GIVEN REQUEST: Repeat the material exactly, every line of it.

DATA FOR THIS EXERCISE:
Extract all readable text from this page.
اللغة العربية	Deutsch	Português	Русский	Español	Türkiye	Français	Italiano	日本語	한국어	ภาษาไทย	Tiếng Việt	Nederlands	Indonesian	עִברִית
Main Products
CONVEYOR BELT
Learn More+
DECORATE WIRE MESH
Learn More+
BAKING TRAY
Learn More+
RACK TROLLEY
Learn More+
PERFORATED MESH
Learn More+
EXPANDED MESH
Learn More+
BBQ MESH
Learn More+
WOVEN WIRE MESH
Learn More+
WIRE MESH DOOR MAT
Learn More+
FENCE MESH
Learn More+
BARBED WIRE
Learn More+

FULL OUTPUT:
Extract all readable text from this page.
اللغة العربية	Deutsch	Português	Русский	Español	Türkiye	Français	Italiano	日本語	한국어	ภาษาไทย	Tiếng Việt	Nederlands	Indonesian	עִברִית
Main Products
CONVEYOR BELT
Learn More+
DECORATE WIRE MESH
Learn More+
BAKING TRAY
Learn More+
RACK TROLLEY
Learn More+
PERFORATED MESH
Learn More+
EXPANDED MESH
Learn More+
BBQ MESH
Learn More+
WOVEN WIRE MESH
Learn More+
WIRE MESH DOOR MAT
Learn More+
FENCE MESH
Learn More+
BARBED WIRE
Learn More+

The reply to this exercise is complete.